▸ WHAT TO WORK ON
Extract every line from the records below that contains the word "this".

▸ EXERCISE DATA
+ + + +

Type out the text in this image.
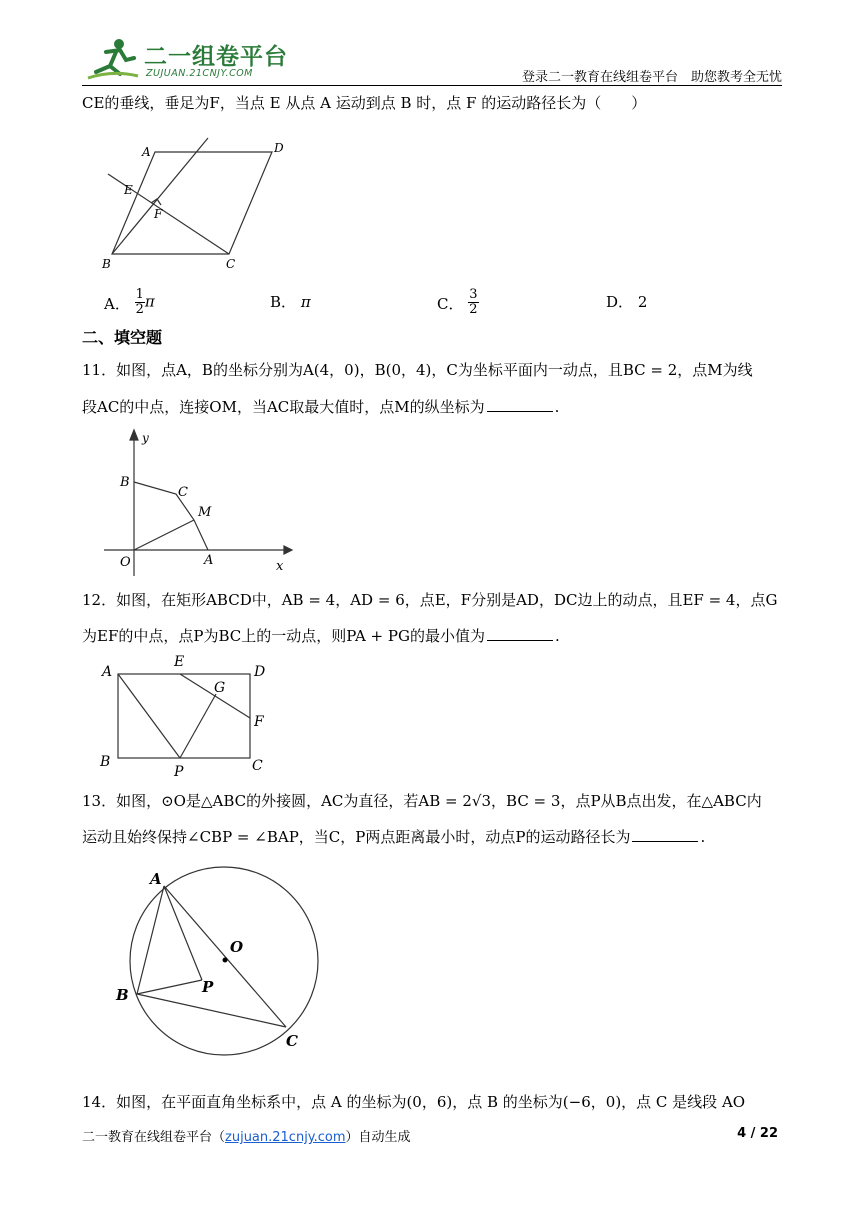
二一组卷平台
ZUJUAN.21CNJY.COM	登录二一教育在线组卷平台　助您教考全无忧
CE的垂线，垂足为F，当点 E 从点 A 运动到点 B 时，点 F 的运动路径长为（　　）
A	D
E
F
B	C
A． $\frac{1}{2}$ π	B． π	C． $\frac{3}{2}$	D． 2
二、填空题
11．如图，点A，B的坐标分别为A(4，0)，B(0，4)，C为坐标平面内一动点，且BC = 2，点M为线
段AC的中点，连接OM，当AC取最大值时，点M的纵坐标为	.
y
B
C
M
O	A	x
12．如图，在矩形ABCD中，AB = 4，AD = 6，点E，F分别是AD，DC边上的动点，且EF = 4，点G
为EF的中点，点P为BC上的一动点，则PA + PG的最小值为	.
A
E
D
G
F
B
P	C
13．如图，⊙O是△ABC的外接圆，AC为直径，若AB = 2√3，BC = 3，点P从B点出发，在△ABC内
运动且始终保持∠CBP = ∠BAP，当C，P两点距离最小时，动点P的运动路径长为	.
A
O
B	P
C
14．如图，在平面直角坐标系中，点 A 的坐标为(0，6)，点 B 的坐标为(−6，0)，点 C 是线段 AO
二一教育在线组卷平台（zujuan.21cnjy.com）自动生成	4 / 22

+ + + +

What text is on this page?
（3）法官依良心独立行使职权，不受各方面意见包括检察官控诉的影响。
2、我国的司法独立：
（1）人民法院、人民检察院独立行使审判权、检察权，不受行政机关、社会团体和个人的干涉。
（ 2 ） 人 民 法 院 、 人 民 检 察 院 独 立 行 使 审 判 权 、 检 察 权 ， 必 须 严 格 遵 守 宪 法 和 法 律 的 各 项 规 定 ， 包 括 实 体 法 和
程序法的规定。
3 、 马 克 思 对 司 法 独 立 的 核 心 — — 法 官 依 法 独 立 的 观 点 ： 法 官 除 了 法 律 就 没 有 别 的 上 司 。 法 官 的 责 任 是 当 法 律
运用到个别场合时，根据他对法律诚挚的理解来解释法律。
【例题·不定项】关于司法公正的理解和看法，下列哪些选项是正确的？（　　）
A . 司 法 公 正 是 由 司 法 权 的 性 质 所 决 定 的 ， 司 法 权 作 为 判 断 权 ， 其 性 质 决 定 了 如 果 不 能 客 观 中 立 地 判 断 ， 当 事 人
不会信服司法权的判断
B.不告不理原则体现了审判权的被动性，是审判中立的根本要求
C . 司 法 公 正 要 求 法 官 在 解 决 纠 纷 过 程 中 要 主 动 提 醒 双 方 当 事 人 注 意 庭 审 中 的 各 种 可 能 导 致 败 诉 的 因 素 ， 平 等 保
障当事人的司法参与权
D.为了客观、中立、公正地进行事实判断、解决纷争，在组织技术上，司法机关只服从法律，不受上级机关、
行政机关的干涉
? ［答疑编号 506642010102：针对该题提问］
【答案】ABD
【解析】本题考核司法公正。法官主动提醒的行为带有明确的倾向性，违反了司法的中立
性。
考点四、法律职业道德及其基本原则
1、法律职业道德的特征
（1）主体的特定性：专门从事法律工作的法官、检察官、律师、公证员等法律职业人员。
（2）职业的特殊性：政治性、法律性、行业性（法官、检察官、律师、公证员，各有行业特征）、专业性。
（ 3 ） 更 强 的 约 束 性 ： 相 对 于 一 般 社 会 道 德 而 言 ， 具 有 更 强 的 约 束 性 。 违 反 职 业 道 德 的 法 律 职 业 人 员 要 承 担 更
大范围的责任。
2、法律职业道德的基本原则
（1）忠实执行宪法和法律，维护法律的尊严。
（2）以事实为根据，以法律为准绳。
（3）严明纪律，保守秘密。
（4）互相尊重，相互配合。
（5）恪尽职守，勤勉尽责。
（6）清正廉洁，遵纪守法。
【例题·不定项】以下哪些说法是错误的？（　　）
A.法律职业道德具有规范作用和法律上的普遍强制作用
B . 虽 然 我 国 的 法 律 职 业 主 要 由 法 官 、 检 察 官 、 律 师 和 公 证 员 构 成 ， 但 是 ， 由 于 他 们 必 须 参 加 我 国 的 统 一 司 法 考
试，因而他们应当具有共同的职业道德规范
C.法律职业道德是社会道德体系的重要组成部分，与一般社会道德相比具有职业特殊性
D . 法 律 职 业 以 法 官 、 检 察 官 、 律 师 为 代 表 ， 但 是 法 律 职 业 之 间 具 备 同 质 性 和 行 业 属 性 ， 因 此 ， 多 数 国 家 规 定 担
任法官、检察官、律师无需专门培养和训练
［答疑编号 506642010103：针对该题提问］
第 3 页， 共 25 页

+ + + +

▸ RESULT OF THE TASK
Type out the text in this image.
What text is on this page?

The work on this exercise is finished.